- What you have to do
Collect each line of the records containing the string "Xdebug".

··· The records

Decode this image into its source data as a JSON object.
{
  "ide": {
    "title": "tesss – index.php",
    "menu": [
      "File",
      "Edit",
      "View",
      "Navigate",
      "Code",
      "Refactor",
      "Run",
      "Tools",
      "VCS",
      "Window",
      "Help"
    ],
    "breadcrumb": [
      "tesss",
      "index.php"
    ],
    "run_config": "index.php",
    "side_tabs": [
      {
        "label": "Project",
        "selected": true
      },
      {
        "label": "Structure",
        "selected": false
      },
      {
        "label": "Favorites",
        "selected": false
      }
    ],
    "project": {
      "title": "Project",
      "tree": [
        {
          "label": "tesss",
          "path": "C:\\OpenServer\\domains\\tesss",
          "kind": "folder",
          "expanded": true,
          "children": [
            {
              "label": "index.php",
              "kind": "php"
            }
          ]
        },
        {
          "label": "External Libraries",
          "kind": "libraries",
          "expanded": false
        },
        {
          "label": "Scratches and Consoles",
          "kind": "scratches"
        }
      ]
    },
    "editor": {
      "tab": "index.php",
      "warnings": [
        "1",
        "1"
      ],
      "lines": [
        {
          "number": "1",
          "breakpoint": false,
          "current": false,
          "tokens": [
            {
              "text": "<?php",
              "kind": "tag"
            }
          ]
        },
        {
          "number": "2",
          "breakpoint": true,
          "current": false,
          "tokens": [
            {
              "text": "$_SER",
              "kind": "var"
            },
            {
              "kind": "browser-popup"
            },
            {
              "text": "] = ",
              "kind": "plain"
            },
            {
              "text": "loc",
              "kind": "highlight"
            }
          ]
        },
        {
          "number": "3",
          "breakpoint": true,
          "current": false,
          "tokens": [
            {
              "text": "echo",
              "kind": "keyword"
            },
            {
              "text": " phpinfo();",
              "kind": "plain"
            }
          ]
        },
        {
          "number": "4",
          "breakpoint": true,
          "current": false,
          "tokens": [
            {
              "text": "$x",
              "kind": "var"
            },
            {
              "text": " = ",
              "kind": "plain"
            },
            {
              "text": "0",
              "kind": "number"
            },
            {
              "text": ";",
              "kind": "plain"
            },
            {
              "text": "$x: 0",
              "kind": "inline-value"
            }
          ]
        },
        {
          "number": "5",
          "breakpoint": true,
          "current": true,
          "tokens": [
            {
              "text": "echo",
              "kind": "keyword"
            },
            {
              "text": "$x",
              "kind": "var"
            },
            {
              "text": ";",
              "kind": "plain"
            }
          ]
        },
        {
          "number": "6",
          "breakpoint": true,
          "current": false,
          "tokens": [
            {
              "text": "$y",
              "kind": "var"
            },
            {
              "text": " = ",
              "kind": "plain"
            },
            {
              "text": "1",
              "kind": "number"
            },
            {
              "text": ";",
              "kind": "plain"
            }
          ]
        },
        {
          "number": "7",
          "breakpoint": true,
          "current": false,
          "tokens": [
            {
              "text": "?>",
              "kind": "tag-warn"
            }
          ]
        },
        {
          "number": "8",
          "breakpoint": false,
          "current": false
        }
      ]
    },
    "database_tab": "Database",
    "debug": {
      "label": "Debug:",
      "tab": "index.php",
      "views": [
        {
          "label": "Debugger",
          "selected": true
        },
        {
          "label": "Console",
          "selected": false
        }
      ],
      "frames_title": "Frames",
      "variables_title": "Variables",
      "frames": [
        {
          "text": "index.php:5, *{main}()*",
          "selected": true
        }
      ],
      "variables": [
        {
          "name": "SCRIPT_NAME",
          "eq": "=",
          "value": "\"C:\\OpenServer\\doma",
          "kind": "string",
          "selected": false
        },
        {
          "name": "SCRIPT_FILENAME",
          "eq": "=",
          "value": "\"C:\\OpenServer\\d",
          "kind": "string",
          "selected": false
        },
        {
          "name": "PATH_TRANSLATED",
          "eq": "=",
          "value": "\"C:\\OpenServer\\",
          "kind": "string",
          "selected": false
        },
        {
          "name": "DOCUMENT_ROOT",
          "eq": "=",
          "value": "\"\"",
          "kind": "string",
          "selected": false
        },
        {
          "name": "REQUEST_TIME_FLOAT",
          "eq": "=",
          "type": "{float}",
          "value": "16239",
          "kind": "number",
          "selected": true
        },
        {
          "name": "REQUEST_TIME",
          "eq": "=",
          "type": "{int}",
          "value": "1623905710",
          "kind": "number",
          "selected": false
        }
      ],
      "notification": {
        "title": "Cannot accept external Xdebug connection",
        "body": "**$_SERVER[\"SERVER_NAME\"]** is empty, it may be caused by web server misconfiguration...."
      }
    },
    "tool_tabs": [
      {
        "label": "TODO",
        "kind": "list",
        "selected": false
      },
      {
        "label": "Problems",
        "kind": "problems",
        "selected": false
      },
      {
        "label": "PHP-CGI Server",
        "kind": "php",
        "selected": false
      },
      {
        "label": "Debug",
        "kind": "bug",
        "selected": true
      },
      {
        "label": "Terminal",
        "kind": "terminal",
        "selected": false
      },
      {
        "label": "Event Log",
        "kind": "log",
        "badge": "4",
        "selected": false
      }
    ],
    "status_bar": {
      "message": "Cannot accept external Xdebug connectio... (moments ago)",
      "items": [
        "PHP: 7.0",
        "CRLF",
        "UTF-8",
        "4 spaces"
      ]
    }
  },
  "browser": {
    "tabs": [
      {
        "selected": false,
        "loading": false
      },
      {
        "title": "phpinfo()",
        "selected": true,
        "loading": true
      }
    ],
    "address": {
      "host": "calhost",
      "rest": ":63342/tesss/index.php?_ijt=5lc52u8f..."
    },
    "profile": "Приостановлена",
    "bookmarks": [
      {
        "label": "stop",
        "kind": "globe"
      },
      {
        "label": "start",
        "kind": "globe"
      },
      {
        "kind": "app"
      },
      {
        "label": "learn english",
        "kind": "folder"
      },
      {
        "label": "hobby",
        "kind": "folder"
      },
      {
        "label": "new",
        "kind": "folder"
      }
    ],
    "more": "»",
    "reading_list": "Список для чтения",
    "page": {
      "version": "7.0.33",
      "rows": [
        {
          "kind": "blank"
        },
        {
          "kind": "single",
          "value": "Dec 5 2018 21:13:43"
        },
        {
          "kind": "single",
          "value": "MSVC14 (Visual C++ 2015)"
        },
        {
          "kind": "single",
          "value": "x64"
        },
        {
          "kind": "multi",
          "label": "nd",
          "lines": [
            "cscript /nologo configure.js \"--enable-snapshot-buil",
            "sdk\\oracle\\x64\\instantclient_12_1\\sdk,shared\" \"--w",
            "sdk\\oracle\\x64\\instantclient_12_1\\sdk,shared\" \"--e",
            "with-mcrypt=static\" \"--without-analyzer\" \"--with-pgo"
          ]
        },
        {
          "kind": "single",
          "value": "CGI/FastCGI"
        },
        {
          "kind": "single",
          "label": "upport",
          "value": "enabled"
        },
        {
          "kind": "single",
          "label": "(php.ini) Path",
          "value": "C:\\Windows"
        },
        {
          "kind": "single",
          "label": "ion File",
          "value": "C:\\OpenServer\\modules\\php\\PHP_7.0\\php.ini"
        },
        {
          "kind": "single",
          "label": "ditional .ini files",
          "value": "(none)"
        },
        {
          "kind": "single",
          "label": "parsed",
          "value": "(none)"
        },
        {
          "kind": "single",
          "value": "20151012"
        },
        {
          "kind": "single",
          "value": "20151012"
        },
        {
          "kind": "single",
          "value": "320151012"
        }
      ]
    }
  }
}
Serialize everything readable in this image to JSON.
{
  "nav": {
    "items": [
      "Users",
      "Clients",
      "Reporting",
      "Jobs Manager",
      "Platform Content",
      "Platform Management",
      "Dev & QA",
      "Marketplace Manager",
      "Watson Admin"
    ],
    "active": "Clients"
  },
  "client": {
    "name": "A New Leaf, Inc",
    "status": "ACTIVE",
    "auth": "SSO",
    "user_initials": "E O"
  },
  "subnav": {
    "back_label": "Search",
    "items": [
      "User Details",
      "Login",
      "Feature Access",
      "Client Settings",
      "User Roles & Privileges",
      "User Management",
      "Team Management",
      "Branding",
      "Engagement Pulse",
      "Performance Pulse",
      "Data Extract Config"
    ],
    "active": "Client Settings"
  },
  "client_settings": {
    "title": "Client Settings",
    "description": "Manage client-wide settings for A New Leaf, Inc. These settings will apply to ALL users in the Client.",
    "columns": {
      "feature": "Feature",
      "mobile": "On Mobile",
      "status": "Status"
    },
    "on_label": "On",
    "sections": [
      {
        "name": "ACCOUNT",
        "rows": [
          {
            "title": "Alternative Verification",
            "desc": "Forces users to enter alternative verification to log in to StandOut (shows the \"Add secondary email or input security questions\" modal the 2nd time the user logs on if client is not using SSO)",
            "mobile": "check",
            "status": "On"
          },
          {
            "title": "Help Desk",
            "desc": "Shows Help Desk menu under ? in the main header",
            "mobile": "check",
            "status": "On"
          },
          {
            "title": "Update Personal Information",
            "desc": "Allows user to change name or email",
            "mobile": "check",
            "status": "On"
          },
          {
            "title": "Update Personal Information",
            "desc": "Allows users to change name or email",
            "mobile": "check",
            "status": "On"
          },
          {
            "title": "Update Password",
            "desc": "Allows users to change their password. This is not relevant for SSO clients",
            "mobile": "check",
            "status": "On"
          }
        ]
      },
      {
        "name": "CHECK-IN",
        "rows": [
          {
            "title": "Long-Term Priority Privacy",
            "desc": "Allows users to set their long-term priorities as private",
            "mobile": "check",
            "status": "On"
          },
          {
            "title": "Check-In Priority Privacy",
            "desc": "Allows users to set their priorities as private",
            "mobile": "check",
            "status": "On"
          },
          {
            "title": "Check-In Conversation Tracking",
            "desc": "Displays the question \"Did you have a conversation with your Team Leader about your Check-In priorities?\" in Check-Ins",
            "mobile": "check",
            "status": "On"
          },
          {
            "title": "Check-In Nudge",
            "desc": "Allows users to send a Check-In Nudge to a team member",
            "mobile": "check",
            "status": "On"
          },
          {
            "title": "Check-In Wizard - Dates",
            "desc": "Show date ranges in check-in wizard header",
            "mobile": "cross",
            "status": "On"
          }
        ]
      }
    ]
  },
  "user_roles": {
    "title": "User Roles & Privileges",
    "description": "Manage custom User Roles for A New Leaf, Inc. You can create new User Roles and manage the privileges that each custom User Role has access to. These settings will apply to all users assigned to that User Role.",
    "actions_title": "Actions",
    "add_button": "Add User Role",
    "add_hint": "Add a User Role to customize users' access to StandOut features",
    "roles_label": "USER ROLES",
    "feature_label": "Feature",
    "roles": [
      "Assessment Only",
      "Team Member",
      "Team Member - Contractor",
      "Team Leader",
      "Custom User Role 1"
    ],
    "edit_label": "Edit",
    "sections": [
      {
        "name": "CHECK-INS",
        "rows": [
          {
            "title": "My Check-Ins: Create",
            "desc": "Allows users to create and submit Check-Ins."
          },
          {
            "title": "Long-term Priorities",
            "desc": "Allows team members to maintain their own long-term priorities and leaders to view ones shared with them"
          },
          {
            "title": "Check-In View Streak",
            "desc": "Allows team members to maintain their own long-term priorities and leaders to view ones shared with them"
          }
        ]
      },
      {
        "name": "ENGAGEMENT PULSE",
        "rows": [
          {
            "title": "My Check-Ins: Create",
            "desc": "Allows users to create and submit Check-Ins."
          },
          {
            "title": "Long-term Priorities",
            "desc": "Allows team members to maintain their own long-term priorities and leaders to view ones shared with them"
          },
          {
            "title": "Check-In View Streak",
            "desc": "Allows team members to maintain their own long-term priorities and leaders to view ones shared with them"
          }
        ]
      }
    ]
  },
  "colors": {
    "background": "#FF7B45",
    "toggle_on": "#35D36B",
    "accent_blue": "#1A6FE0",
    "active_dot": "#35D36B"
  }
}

······

- Task result
        "title": "Cannot accept external Xdebug connection",
      "message": "Cannot accept external Xdebug connectio... (moments ago)",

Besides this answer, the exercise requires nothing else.